Given text:

[Start of Attachment]

Mineral waters, as a rule, contain small quantities of argon mixed with oxygen, nitrogen, carbon dioxide, and in some cases sulphuretted hydrogen and helium, a gas of which more hereafter. The waters actually examined were the Bath waters, which contain much nitrogen, a little argon, and a trace of helium; the Buxton waters, containing nitrogen and a little argon; the water from “Allhusen’s Well,” Middlesborough, which evolved gas of an inflammable nature consisting mainly of nitrogen, but also containing marsh-gas, and argon to the extent of O·4 per cent; water from boiling springs in Iceland evolved gas containing somewhat more argon than air does, viz. 1·14 per cent; and lastly, water from the Harrogate sulphur springs yielded a gas largely consisting of a mixture of sulphuretted hydrogen, carbon dioxide and nitrogen, but giving also an appreciable amount of argon. Such determinations show that argon is not merely confined to the atmosphere above the earth, but that it penetrates the earth and is contained in subterraneous water. These results have been obtained by Lord Rayleigh, Professor Ramsay, Mr. Travers, and Mr. Kellas.[26]
Similar experiments have been made by Dr. Bouchard in Paris[27] on effervescing waters from Cauterets in the Pyrenees. One of those springs yielded a mixture of nitrogen with a small amount of argon and helium; another yielded only nitrogen and argon; while a third gave nitrogen and helium. Such are, up to the present, the sources of argon. It has been several times stated that the element helium, which is closely allied to argon in its physical properties, and in its inertness, is a normal constituent of our atmosphere, although in very small amount. This, however, is not the case. For the argon of the atmosphere has been very carefully examined for helium in two ways. First, Lord Rayleigh dissolved a large quantity of argon in water, leaving only a minute bubble undissolved. Now while 1000 parts of water dissolve 40 parts of argon, they dissolve only 7 parts of helium; and if helium were present, it should be found in the residue. But careful spectroscopic examination failed to reveal the characteristic lines of helium. Next, Professor Ramsay and Dr. Collie diffused argon fractionally; and as the densities of argon and helium are very different (2 and 20), the helium should have been visible in the first portion which diffused. There was no trace to be detected. But, further, they submitted this portion of argon to a discharge of electricity for several hours in a vacuum-tube provided with platinum electrodes. This process, as they proved, carries out the helium with the platinum which is splashed on to the sides of the tube. The argon was then removed by pumping it off in the cold. On heating the splashed-off platinum, no helium spectrum could be observed. In a similar experiment, in which a very minute trace of helium had been added to the argon, there was no difficulty in detecting the helium on heating the tube. The conclusion therefore follows that no helium is present in our atmosphere.

[End of Attachment]

Page segmentation data

[Start of Attachment]

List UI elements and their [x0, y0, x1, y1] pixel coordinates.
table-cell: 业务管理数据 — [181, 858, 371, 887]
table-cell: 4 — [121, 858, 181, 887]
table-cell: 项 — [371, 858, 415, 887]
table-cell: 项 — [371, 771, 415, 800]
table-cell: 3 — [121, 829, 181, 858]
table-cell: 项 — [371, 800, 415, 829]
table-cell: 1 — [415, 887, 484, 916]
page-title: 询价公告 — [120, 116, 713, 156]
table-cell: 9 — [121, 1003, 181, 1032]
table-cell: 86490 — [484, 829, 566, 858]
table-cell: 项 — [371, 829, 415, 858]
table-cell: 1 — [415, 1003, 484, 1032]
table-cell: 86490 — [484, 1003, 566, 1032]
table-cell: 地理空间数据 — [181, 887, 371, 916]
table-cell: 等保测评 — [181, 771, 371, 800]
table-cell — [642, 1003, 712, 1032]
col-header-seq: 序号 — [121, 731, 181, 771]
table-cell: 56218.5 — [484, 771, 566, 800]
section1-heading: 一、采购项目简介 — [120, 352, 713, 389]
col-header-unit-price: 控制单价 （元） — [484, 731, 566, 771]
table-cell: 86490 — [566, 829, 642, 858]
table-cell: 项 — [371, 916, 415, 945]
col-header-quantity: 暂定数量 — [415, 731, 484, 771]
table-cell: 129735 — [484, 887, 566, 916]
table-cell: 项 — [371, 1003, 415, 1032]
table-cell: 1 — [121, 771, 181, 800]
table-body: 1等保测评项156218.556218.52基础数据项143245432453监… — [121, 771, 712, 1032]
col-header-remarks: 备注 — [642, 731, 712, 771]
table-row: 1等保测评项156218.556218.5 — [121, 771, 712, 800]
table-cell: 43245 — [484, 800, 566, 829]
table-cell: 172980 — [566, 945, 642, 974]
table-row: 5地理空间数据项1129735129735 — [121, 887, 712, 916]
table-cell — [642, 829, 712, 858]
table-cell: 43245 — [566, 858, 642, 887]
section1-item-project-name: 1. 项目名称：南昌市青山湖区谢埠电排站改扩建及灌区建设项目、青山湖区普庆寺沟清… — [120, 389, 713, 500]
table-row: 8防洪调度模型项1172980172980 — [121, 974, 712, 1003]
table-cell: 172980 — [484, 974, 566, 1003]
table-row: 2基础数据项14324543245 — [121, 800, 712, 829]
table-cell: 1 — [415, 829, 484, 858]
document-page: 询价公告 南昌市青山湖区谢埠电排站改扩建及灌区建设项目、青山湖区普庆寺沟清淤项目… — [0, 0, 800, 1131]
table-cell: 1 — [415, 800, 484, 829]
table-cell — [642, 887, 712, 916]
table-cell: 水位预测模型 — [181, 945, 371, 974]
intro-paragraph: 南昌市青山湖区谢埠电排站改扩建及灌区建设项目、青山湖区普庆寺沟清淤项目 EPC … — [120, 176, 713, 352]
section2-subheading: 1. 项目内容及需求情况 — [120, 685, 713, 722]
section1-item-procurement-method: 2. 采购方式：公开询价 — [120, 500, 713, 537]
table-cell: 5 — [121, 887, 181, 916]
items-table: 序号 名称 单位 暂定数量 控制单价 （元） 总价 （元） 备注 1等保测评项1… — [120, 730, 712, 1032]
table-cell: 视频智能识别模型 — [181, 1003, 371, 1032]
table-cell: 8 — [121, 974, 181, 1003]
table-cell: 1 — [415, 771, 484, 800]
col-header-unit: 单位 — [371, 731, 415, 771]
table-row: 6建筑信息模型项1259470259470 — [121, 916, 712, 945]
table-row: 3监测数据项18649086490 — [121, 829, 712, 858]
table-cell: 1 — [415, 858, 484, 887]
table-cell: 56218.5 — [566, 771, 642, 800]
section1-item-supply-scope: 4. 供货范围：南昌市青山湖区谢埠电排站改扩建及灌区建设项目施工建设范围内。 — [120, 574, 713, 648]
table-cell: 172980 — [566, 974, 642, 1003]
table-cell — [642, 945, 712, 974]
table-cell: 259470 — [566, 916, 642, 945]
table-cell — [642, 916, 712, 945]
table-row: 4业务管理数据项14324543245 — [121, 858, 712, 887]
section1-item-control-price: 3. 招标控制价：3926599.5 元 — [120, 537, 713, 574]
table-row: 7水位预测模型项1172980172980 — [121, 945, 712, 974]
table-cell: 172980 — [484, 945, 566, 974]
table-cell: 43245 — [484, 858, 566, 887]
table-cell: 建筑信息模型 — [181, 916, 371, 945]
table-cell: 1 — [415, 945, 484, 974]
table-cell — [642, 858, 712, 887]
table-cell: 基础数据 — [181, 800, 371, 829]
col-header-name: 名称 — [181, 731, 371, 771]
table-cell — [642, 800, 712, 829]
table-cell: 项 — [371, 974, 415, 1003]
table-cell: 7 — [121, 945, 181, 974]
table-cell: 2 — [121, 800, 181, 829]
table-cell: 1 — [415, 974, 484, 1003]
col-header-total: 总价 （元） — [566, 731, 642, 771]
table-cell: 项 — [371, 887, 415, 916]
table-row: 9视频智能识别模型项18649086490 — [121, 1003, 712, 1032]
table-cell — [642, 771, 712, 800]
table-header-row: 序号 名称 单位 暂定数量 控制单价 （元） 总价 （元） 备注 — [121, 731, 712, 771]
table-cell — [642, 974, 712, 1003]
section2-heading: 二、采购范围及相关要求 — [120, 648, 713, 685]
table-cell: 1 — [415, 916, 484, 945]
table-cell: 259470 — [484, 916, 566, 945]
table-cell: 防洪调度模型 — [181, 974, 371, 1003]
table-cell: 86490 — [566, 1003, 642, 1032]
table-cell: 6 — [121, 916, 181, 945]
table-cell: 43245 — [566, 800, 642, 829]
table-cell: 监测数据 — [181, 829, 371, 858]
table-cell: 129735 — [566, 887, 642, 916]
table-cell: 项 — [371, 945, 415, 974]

[End of Attachment]

Tasks:
a: Answer these questions from the passage on argon in mineral waters:
(i) What percentage of argon was in the gas from the boiling springs in Iceland?
(ii) In what city did Dr. Bouchard carry out his experiments on the Cauterets waters?
(iii) How many parts of helium do 1000 parts of water dissolve?
b: Translate this sentence from the passage on argon in mineral waters into French: "The argon was then removed by pumping it off in the cold."

Your responses:
a:
(i) 1·14 per cent
(ii) Paris
(iii) 7 parts

b: L'argon fut ensuite éliminé en le pompant à froid.